___ SOURCE RECORDS ___

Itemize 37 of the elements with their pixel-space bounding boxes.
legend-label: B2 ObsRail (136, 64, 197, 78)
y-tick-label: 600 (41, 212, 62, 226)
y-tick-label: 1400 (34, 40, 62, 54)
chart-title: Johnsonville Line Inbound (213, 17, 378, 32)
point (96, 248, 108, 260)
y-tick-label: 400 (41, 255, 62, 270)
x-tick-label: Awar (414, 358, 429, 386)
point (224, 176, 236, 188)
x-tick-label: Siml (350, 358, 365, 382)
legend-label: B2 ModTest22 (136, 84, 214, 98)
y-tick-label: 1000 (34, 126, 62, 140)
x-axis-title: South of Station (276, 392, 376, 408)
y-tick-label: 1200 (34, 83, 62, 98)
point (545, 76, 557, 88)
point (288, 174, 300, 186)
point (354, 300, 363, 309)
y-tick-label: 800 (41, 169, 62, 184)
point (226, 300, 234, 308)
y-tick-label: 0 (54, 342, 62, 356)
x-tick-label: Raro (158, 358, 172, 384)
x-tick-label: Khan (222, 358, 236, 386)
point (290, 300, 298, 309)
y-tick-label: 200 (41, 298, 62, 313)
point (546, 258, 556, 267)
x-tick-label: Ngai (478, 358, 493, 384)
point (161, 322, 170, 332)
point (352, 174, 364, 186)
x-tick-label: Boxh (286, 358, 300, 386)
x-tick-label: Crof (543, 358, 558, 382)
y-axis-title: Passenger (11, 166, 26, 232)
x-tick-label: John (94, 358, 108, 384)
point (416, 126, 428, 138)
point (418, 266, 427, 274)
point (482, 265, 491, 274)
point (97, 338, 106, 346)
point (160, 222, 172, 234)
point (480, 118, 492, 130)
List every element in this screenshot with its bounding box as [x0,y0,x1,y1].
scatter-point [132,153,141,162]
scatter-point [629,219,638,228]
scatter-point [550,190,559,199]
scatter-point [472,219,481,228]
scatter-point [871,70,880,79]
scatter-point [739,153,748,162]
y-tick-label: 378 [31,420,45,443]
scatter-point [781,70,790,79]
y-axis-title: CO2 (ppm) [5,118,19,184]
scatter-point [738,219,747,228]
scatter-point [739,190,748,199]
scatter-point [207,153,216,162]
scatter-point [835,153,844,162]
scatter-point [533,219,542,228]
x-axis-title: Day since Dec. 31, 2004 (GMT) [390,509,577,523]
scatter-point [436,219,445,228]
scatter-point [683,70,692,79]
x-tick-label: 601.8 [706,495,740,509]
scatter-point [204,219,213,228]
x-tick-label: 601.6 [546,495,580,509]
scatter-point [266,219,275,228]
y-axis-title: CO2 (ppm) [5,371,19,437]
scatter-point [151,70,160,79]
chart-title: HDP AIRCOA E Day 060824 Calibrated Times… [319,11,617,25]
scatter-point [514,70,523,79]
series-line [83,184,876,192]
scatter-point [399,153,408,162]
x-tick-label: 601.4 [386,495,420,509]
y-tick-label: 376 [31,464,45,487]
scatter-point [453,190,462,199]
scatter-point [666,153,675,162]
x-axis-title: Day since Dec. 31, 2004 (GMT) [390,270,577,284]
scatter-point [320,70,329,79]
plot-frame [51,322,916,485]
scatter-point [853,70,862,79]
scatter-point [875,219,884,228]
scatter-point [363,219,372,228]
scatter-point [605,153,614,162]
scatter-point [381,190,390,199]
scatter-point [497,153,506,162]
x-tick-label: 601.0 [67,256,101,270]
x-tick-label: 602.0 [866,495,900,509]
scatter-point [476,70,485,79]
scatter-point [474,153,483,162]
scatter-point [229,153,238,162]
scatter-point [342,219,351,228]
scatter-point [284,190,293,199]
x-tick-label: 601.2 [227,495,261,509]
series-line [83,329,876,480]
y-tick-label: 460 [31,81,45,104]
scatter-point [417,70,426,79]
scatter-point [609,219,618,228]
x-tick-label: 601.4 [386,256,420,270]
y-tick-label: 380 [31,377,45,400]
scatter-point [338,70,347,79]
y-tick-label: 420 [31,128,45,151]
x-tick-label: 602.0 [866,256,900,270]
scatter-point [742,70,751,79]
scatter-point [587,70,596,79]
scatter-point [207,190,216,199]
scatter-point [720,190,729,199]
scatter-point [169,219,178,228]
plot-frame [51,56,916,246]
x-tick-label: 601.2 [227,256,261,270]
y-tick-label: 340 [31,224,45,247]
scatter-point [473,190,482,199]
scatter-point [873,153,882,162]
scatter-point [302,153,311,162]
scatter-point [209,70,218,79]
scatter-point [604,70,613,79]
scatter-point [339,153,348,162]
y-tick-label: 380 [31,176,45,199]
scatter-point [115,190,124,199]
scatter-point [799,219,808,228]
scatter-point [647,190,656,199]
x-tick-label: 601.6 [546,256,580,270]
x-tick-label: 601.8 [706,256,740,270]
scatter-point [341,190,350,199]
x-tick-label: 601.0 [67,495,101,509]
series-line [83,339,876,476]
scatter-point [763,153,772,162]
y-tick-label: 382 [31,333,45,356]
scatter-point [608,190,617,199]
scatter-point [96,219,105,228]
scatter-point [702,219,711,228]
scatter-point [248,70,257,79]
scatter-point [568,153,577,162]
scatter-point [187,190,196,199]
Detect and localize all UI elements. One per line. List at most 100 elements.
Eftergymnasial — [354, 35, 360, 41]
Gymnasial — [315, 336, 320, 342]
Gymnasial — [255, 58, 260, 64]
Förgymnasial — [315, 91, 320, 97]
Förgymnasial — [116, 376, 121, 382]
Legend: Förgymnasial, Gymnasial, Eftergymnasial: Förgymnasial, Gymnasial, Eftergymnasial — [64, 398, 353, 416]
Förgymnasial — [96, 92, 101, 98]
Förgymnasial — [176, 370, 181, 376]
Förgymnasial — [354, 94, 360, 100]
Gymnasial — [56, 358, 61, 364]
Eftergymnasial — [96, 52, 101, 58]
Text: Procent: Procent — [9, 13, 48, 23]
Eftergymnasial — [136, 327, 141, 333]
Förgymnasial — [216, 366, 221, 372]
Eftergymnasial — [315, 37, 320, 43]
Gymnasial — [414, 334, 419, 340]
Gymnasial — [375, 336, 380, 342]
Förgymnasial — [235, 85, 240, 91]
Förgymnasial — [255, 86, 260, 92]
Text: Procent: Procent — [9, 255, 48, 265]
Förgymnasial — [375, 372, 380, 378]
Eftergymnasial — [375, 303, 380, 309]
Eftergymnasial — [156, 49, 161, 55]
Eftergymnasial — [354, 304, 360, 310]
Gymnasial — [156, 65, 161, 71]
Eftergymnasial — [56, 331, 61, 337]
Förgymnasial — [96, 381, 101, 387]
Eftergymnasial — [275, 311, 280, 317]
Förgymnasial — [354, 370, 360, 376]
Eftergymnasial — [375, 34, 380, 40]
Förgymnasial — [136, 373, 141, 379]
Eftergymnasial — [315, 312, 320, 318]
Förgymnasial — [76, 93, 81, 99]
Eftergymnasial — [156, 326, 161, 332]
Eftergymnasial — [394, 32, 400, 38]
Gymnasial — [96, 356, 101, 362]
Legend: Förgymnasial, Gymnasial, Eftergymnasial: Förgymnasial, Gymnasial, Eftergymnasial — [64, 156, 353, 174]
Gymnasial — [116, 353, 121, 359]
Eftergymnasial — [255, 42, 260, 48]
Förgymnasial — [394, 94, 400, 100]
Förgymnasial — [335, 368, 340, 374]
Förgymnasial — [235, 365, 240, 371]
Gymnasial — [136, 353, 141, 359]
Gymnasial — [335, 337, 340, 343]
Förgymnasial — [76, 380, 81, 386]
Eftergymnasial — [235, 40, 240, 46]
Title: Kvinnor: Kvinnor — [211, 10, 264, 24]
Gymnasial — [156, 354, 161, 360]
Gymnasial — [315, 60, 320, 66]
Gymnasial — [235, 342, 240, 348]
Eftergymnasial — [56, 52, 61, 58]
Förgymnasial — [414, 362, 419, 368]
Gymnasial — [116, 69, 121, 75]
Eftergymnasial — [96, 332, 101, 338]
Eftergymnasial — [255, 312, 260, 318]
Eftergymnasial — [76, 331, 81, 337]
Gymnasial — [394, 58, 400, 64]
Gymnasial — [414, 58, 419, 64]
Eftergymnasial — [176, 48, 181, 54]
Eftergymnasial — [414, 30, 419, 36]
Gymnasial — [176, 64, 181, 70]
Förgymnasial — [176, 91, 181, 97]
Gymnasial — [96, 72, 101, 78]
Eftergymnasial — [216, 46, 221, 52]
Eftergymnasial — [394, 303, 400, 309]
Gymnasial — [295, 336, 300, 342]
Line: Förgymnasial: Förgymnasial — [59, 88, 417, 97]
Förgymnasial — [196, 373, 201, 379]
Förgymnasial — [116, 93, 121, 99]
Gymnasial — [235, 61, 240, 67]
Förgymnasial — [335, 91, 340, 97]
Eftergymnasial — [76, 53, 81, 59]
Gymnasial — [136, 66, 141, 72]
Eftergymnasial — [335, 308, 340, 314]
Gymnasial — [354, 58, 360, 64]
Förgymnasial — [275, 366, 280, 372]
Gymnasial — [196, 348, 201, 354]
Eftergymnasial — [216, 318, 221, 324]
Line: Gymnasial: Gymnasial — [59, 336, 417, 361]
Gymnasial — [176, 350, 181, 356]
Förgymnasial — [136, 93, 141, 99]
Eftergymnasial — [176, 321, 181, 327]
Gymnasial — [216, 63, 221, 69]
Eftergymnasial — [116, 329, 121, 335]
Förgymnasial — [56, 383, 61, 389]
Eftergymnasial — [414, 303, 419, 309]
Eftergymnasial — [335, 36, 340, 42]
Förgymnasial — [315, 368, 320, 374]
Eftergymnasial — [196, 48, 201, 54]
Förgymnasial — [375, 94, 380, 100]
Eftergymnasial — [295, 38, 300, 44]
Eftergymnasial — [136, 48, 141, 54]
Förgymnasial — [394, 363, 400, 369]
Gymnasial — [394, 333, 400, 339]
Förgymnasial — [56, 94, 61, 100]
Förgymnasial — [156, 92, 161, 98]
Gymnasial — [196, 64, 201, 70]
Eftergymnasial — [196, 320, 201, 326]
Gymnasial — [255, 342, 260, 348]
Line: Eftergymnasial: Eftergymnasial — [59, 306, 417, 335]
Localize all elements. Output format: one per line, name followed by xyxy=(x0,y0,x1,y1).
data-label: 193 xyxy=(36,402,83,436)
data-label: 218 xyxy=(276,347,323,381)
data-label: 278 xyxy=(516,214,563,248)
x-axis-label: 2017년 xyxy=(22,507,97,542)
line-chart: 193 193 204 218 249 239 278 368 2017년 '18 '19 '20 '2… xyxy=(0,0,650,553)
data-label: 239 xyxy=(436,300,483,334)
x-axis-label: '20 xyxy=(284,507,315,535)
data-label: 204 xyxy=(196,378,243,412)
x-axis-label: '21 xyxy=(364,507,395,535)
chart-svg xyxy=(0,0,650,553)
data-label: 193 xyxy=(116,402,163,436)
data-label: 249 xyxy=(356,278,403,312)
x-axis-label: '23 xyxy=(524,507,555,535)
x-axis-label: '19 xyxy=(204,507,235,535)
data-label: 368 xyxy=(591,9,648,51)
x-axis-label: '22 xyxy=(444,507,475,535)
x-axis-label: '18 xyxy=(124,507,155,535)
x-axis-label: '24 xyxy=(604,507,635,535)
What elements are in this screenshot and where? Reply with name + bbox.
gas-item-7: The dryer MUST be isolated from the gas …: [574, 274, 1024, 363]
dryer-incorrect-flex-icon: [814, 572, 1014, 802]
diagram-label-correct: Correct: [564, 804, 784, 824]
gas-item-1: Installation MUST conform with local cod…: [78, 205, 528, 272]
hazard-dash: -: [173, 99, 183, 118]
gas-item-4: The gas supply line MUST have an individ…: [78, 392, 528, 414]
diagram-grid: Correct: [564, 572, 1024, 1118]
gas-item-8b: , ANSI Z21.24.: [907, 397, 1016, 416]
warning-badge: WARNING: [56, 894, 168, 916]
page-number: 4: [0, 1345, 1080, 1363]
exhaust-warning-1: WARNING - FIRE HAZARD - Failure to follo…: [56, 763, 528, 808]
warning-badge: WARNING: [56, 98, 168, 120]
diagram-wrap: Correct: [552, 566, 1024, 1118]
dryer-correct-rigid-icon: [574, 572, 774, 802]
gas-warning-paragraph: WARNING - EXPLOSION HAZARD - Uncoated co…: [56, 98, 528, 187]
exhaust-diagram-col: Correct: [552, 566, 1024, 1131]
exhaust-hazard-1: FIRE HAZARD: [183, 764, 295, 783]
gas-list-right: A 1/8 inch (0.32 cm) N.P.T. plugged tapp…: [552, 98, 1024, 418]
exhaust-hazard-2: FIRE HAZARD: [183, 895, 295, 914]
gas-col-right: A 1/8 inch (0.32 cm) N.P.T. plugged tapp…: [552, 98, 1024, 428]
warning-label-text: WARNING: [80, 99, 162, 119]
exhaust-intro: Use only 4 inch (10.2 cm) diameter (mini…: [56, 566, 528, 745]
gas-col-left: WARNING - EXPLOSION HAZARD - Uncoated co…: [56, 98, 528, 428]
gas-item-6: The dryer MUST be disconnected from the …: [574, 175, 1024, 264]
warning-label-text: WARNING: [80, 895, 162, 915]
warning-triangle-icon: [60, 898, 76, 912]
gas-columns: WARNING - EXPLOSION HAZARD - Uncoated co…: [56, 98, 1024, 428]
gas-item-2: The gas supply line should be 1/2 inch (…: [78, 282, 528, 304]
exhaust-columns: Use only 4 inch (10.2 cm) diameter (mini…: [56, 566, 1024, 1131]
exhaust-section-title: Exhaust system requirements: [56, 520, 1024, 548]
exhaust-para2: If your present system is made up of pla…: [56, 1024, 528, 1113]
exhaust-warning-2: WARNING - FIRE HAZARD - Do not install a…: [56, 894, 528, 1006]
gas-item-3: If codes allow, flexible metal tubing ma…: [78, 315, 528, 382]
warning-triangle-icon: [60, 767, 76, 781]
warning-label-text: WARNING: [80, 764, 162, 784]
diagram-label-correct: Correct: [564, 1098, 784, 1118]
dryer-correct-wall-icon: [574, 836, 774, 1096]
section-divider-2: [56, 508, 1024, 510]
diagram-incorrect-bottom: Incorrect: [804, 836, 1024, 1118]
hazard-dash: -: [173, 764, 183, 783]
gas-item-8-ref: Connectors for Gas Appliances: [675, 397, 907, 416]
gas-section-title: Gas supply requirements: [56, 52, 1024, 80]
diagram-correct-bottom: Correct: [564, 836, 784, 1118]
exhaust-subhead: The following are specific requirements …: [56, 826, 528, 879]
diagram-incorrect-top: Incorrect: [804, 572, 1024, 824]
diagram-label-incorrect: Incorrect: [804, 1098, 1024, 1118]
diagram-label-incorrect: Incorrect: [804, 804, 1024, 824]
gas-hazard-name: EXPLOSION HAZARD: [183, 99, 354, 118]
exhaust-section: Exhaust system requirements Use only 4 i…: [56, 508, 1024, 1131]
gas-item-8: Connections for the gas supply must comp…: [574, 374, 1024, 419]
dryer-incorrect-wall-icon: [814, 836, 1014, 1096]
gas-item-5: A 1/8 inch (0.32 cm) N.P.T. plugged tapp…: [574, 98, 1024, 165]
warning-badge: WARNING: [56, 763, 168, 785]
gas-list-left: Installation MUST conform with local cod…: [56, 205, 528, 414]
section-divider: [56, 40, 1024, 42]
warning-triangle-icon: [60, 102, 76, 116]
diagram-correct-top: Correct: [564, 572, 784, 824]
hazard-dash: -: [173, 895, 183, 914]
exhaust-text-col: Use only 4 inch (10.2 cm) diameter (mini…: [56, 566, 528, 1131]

___

▶ **THE EXERCISE**
Convert everything from the beginning of the listing down to the line containing "scatter-point [207,153,216,162]", inclusive, into a JSON array of strings with one string per line and blank lines omitted.

▶ **RESPONSE FOR THIS EXERCISE**
[
  "Itemize 37 of the elements with their pixel-space bounding boxes.",
  "legend-label: B2 ObsRail (136, 64, 197, 78)",
  "y-tick-label: 600 (41, 212, 62, 226)",
  "y-tick-label: 1400 (34, 40, 62, 54)",
  "chart-title: Johnsonville Line Inbound (213, 17, 378, 32)",
  "point (96, 248, 108, 260)",
  "y-tick-label: 400 (41, 255, 62, 270)",
  "x-tick-label: Awar (414, 358, 429, 386)",
  "point (224, 176, 236, 188)",
  "x-tick-label: Siml (350, 358, 365, 382)",
  "legend-label: B2 ModTest22 (136, 84, 214, 98)",
  "y-tick-label: 1000 (34, 126, 62, 140)",
  "x-axis-title: South of Station (276, 392, 376, 408)",
  "y-tick-label: 1200 (34, 83, 62, 98)",
  "point (545, 76, 557, 88)",
  "point (288, 174, 300, 186)",
  "point (354, 300, 363, 309)",
  "y-tick-label: 800 (41, 169, 62, 184)",
  "point (226, 300, 234, 308)",
  "y-tick-label: 0 (54, 342, 62, 356)",
  "x-tick-label: Raro (158, 358, 172, 384)",
  "x-tick-label: Khan (222, 358, 236, 386)",
  "point (290, 300, 298, 309)",
  "y-tick-label: 200 (41, 298, 62, 313)",
  "point (546, 258, 556, 267)",
  "x-tick-label: Ngai (478, 358, 493, 384)",
  "point (161, 322, 170, 332)",
  "point (352, 174, 364, 186)",
  "x-tick-label: Boxh (286, 358, 300, 386)",
  "x-tick-label: Crof (543, 358, 558, 382)",
  "y-axis-title: Passenger (11, 166, 26, 232)",
  "x-tick-label: John (94, 358, 108, 384)",
  "point (416, 126, 428, 138)",
  "point (418, 266, 427, 274)",
  "point (482, 265, 491, 274)",
  "point (97, 338, 106, 346)",
  "point (160, 222, 172, 234)",
  "point (480, 118, 492, 130)",
  "List every element in this screenshot with its bounding box as [x0,y0,x1,y1].",
  "scatter-point [132,153,141,162]",
  "scatter-point [629,219,638,228]",
  "scatter-point [550,190,559,199]",
  "scatter-point [472,219,481,228]",
  "scatter-point [871,70,880,79]",
  "scatter-point [739,153,748,162]",
  "y-tick-label: 378 [31,420,45,443]",
  "scatter-point [781,70,790,79]",
  "y-axis-title: CO2 (ppm) [5,118,19,184]",
  "scatter-point [738,219,747,228]",
  "scatter-point [739,190,748,199]",
  "scatter-point [207,153,216,162]"
]